### WORK INSTRUCTIONS
List each line of the data that holds the string "JSON".
=== AVAILABLE RECORDS ===
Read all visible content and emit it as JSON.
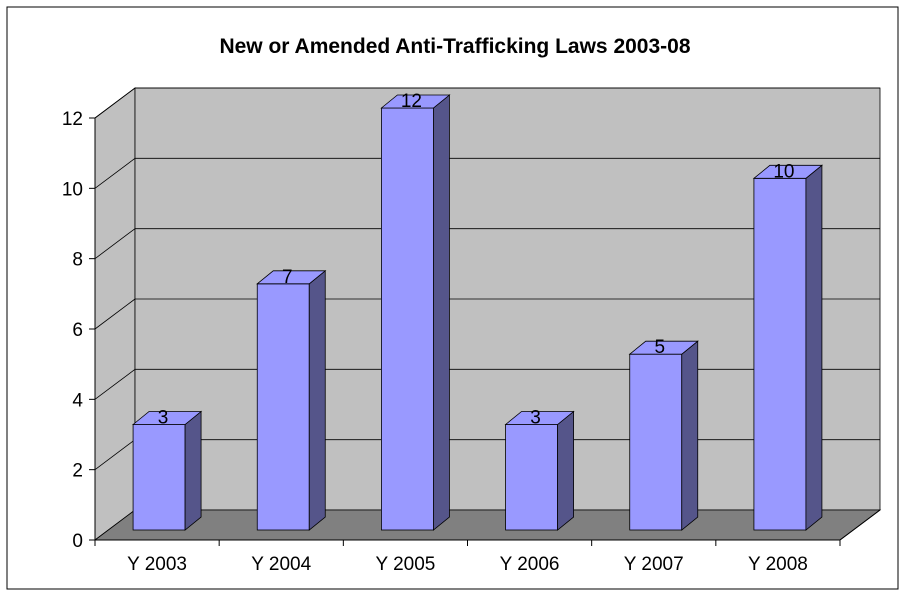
{
  "chart_data": {
    "type": "bar",
    "title": "New or Amended Anti-Trafficking Laws 2003-08",
    "categories": [
      "Y 2003",
      "Y 2004",
      "Y 2005",
      "Y 2006",
      "Y 2007",
      "Y 2008"
    ],
    "values": [
      3,
      7,
      12,
      3,
      5,
      10
    ],
    "data_labels": [
      "3",
      "7",
      "12",
      "3",
      "5",
      "10"
    ],
    "y_ticks": [
      "0",
      "2",
      "4",
      "6",
      "8",
      "10",
      "12"
    ],
    "ylim": [
      0,
      12
    ],
    "xlabel": "",
    "ylabel": "",
    "grid": true,
    "legend": "none",
    "three_d": true,
    "colors": {
      "bar_front": "#9999ff",
      "bar_top": "#9999ff",
      "bar_side": "#55558a",
      "back_wall": "#c0c0c0",
      "side_wall": "#c0c0c0",
      "floor": "#808080",
      "gridline": "#000000"
    }
  }
}
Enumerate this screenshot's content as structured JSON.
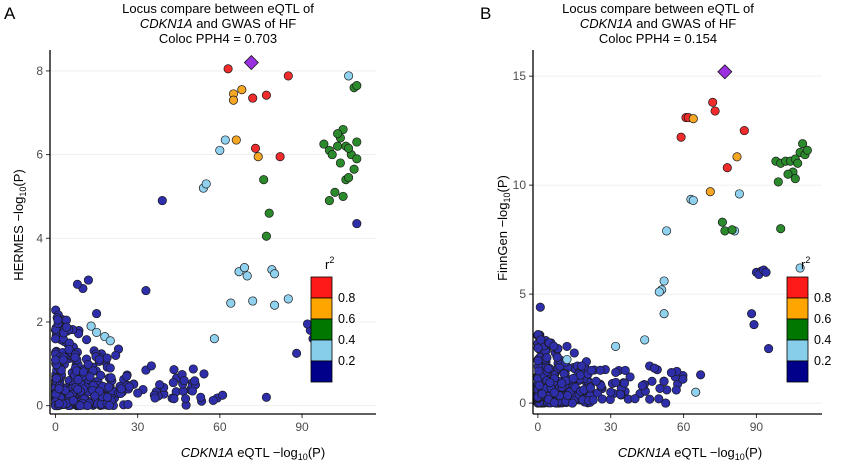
{
  "chart_data": [
    {
      "type": "scatter",
      "panel_letter": "A",
      "title_line1": "Locus compare between eQTL of",
      "title_gene": "CDKN1A",
      "title_line2_rest": " and  GWAS of HF",
      "title_line3": "Coloc PPH4 =  0.703",
      "xlabel_gene": "CDKN1A",
      "xlabel_rest": " eQTL −log",
      "xlabel_sub": "10",
      "xlabel_tail": "(P)",
      "ylabel_prefix": "HERMES −log",
      "ylabel_sub": "10",
      "ylabel_tail": "(P)",
      "xlim": [
        -2,
        117
      ],
      "ylim": [
        -0.2,
        8.5
      ],
      "xticks": [
        0,
        30,
        60,
        90
      ],
      "xtick_labels": [
        "0",
        "30",
        "60",
        "90"
      ],
      "yticks": [
        0,
        2,
        4,
        6,
        8
      ],
      "ytick_labels": [
        "0",
        "2",
        "4",
        "6",
        "8"
      ],
      "lead_snp": {
        "x": 71.5,
        "y": 8.2
      },
      "points": [
        [
          63,
          8.05,
          4
        ],
        [
          65,
          7.45,
          3
        ],
        [
          68,
          7.55,
          3
        ],
        [
          72,
          7.35,
          4
        ],
        [
          77,
          7.42,
          4
        ],
        [
          85,
          7.88,
          4
        ],
        [
          65,
          7.3,
          3
        ],
        [
          66,
          6.35,
          3
        ],
        [
          73,
          6.15,
          4
        ],
        [
          82,
          5.95,
          4
        ],
        [
          74,
          5.95,
          3
        ],
        [
          60,
          6.1,
          1
        ],
        [
          62,
          6.35,
          1
        ],
        [
          54,
          5.2,
          1
        ],
        [
          55,
          5.3,
          1
        ],
        [
          107,
          7.88,
          1
        ],
        [
          64,
          2.45,
          1
        ],
        [
          67,
          3.2,
          1
        ],
        [
          69,
          3.3,
          1
        ],
        [
          70,
          3.1,
          1
        ],
        [
          79,
          3.25,
          1
        ],
        [
          80,
          3.15,
          1
        ],
        [
          72,
          2.5,
          1
        ],
        [
          80,
          2.4,
          1
        ],
        [
          85,
          2.55,
          1
        ],
        [
          58,
          1.6,
          1
        ],
        [
          13,
          1.9,
          1
        ],
        [
          18,
          1.65,
          1
        ],
        [
          20,
          1.55,
          1
        ],
        [
          15,
          1.75,
          1
        ],
        [
          76,
          5.4,
          2
        ],
        [
          78,
          4.6,
          2
        ],
        [
          77,
          4.05,
          2
        ],
        [
          98,
          6.25,
          2
        ],
        [
          100,
          6.1,
          2
        ],
        [
          104,
          6.4,
          2
        ],
        [
          105,
          6.6,
          2
        ],
        [
          106,
          6.2,
          2
        ],
        [
          108,
          6.0,
          2
        ],
        [
          110,
          6.3,
          2
        ],
        [
          109,
          7.6,
          2
        ],
        [
          110,
          7.65,
          2
        ],
        [
          107,
          6.15,
          2
        ],
        [
          103,
          6.2,
          2
        ],
        [
          104,
          5.8,
          2
        ],
        [
          106,
          5.4,
          2
        ],
        [
          107,
          5.45,
          2
        ],
        [
          102,
          5.1,
          2
        ],
        [
          105,
          5.0,
          2
        ],
        [
          100,
          4.9,
          2
        ],
        [
          109,
          5.65,
          2
        ],
        [
          110,
          5.9,
          2
        ],
        [
          103,
          6.5,
          2
        ],
        [
          101,
          6.0,
          2
        ],
        [
          39,
          4.9,
          0
        ],
        [
          110,
          4.35,
          0
        ],
        [
          33,
          2.75,
          0
        ],
        [
          26,
          0.7,
          0
        ],
        [
          27,
          0.45,
          0
        ],
        [
          77,
          0.2,
          0
        ],
        [
          88,
          1.25,
          0
        ],
        [
          93,
          1.8,
          0
        ],
        [
          95,
          1.85,
          0
        ],
        [
          96,
          2.0,
          0
        ],
        [
          94,
          1.6,
          0
        ],
        [
          97,
          1.7,
          0
        ],
        [
          92,
          1.95,
          0
        ],
        [
          95,
          1.4,
          0
        ],
        [
          61,
          0.25,
          0
        ],
        [
          50,
          0.35,
          0
        ],
        [
          43,
          0.55,
          0
        ],
        [
          47,
          0.6,
          0
        ],
        [
          53,
          0.2,
          0
        ],
        [
          33,
          0.85,
          0
        ],
        [
          35,
          0.95,
          0
        ],
        [
          30,
          0.3,
          0
        ],
        [
          38,
          0.5,
          0
        ],
        [
          23,
          1.35,
          0
        ],
        [
          15,
          2.2,
          0
        ],
        [
          12,
          3.0,
          0
        ],
        [
          10,
          2.8,
          0
        ],
        [
          8,
          2.9,
          0
        ],
        [
          22,
          1.2,
          0
        ],
        [
          20,
          0.9,
          0
        ],
        [
          16,
          1.1,
          0
        ],
        [
          24,
          0.4,
          0
        ],
        [
          19,
          0.2,
          0
        ]
      ]
    },
    {
      "type": "scatter",
      "panel_letter": "B",
      "title_line1": "Locus compare between eQTL of",
      "title_gene": "CDKN1A",
      "title_line2_rest": " and  GWAS of HF",
      "title_line3": "Coloc PPH4 =  0.154",
      "xlabel_gene": "CDKN1A",
      "xlabel_rest": " eQTL −log",
      "xlabel_sub": "10",
      "xlabel_tail": "(P)",
      "ylabel_prefix": "FinnGen  −log",
      "ylabel_sub": "10",
      "ylabel_tail": "(P)",
      "xlim": [
        -2,
        117
      ],
      "ylim": [
        -0.5,
        16.2
      ],
      "xticks": [
        0,
        30,
        60,
        90
      ],
      "xtick_labels": [
        "0",
        "30",
        "60",
        "90"
      ],
      "yticks": [
        0,
        5,
        10,
        15
      ],
      "ytick_labels": [
        "0",
        "5",
        "10",
        "15"
      ],
      "lead_snp": {
        "x": 77,
        "y": 15.2
      },
      "points": [
        [
          72,
          13.8,
          4
        ],
        [
          73,
          13.4,
          4
        ],
        [
          61,
          13.1,
          4
        ],
        [
          62,
          13.1,
          4
        ],
        [
          85,
          12.5,
          4
        ],
        [
          59,
          12.2,
          4
        ],
        [
          78,
          10.8,
          4
        ],
        [
          82,
          11.3,
          3
        ],
        [
          64,
          13.05,
          3
        ],
        [
          71,
          9.7,
          3
        ],
        [
          63,
          9.35,
          1
        ],
        [
          64,
          9.3,
          1
        ],
        [
          81,
          7.9,
          1
        ],
        [
          83,
          9.6,
          1
        ],
        [
          52,
          5.6,
          1
        ],
        [
          51,
          5.2,
          1
        ],
        [
          50,
          5.1,
          1
        ],
        [
          52,
          4.1,
          1
        ],
        [
          44,
          2.9,
          1
        ],
        [
          65,
          0.5,
          1
        ],
        [
          32,
          2.6,
          1
        ],
        [
          53,
          7.9,
          1
        ],
        [
          108,
          6.2,
          1
        ],
        [
          12,
          2.0,
          1
        ],
        [
          76,
          8.3,
          2
        ],
        [
          77,
          7.9,
          2
        ],
        [
          80,
          7.95,
          2
        ],
        [
          98,
          11.1,
          2
        ],
        [
          100,
          11.0,
          2
        ],
        [
          102,
          11.1,
          2
        ],
        [
          104,
          11.1,
          2
        ],
        [
          106,
          11.2,
          2
        ],
        [
          108,
          11.5,
          2
        ],
        [
          110,
          11.4,
          2
        ],
        [
          109,
          11.9,
          2
        ],
        [
          111,
          11.6,
          2
        ],
        [
          105,
          10.6,
          2
        ],
        [
          103,
          10.5,
          2
        ],
        [
          106,
          10.3,
          2
        ],
        [
          99,
          10.15,
          2
        ],
        [
          100,
          8.0,
          2
        ],
        [
          107,
          11.0,
          2
        ],
        [
          88,
          4.1,
          0
        ],
        [
          90,
          6.0,
          0
        ],
        [
          92,
          6.05,
          0
        ],
        [
          91,
          5.9,
          0
        ],
        [
          93,
          6.1,
          0
        ],
        [
          94,
          6.0,
          0
        ],
        [
          89,
          3.6,
          0
        ],
        [
          95,
          2.5,
          0
        ],
        [
          67,
          1.3,
          0
        ],
        [
          46,
          1.7,
          0
        ],
        [
          48,
          1.6,
          0
        ],
        [
          47,
          1.0,
          0
        ],
        [
          55,
          1.4,
          0
        ],
        [
          52,
          1.0,
          0
        ],
        [
          57,
          0.6,
          0
        ],
        [
          38,
          1.2,
          0
        ],
        [
          40,
          0.2,
          0
        ],
        [
          43,
          0.8,
          0
        ],
        [
          36,
          1.5,
          0
        ],
        [
          30,
          0.5,
          0
        ],
        [
          26,
          0.8,
          0
        ],
        [
          22,
          1.5,
          0
        ],
        [
          20,
          1.9,
          0
        ],
        [
          24,
          1.0,
          0
        ],
        [
          15,
          2.3,
          0
        ],
        [
          12,
          2.6,
          0
        ],
        [
          8,
          2.1,
          0
        ],
        [
          18,
          1.7,
          0
        ],
        [
          34,
          0.4,
          0
        ],
        [
          1,
          4.4,
          0
        ]
      ]
    }
  ],
  "legend": {
    "title_base": "r",
    "title_exp": "2",
    "labels": [
      "0.8",
      "0.6",
      "0.4",
      "0.2"
    ],
    "colors": [
      "#ff1a1a",
      "#ffa500",
      "#007800",
      "#87ceeb",
      "#00008b"
    ]
  },
  "point_colors": [
    "#2e2eab",
    "#8fd1ef",
    "#2b8a2b",
    "#f5a623",
    "#ef2b2b"
  ],
  "lead_color": "#9b30e0"
}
===
### WORKED SOLUTION
Read all visible content and emit it as JSON.
Enumerate this screenshot's content as structured JSON.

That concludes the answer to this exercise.